WHAT IS EXPECTED ::
How many lines hold the string "JSON"? Reply with the number alone.

DATA IN THIS EXERCISE ::

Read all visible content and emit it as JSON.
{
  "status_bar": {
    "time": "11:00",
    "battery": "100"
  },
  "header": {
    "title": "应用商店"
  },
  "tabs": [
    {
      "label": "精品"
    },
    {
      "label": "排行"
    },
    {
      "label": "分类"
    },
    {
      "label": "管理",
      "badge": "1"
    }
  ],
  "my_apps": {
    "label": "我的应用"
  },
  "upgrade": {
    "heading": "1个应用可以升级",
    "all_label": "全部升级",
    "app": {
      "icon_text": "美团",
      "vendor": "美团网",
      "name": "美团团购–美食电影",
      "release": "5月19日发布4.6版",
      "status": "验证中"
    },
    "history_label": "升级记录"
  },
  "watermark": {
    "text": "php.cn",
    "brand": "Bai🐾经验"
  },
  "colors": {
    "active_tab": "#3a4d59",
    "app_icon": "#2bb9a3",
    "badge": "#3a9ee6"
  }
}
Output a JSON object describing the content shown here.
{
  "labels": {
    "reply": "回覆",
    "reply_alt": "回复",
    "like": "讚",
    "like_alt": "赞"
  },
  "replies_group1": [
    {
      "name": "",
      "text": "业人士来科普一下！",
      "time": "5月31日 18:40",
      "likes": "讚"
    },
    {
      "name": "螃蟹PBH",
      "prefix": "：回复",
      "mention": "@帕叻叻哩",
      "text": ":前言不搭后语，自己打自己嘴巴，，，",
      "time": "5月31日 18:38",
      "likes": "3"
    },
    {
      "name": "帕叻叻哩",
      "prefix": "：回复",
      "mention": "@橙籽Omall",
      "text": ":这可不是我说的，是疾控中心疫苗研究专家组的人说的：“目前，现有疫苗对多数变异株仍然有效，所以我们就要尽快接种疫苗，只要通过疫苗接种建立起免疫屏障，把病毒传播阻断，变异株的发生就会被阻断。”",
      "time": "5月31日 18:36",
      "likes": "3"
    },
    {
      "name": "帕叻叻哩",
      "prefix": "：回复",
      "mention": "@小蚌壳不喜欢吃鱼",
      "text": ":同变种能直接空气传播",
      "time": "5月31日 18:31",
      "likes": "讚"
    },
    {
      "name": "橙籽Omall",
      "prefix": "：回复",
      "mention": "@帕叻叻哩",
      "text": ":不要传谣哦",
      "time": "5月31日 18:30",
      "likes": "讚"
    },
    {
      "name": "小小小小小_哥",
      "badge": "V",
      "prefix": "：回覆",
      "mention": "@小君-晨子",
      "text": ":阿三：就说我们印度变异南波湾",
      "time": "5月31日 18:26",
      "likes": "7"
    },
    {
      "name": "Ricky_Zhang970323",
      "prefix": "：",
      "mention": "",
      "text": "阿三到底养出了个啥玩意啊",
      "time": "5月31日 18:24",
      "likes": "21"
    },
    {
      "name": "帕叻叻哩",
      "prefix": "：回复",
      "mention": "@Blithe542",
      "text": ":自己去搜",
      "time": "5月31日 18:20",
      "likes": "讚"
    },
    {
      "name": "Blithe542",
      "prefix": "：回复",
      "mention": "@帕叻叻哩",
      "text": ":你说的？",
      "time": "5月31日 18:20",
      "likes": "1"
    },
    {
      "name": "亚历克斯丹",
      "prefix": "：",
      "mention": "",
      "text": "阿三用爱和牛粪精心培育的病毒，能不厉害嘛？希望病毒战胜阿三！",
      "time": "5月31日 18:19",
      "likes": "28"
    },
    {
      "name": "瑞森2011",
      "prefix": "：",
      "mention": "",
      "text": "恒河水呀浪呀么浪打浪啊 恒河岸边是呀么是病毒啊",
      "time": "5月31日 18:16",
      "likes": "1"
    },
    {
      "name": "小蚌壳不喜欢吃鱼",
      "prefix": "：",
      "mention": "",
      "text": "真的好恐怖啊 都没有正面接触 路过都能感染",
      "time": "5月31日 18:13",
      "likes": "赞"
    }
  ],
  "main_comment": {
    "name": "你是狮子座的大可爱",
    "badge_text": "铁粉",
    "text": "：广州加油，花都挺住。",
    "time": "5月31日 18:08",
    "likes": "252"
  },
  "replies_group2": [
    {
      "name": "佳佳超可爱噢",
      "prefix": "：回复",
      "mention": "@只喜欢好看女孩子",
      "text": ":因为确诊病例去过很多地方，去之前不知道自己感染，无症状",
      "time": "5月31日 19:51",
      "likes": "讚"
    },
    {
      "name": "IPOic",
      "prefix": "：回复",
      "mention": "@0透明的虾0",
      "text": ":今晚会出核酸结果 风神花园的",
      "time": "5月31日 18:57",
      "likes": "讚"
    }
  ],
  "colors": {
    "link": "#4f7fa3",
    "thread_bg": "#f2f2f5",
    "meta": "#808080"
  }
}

TASK ANSWER ::
2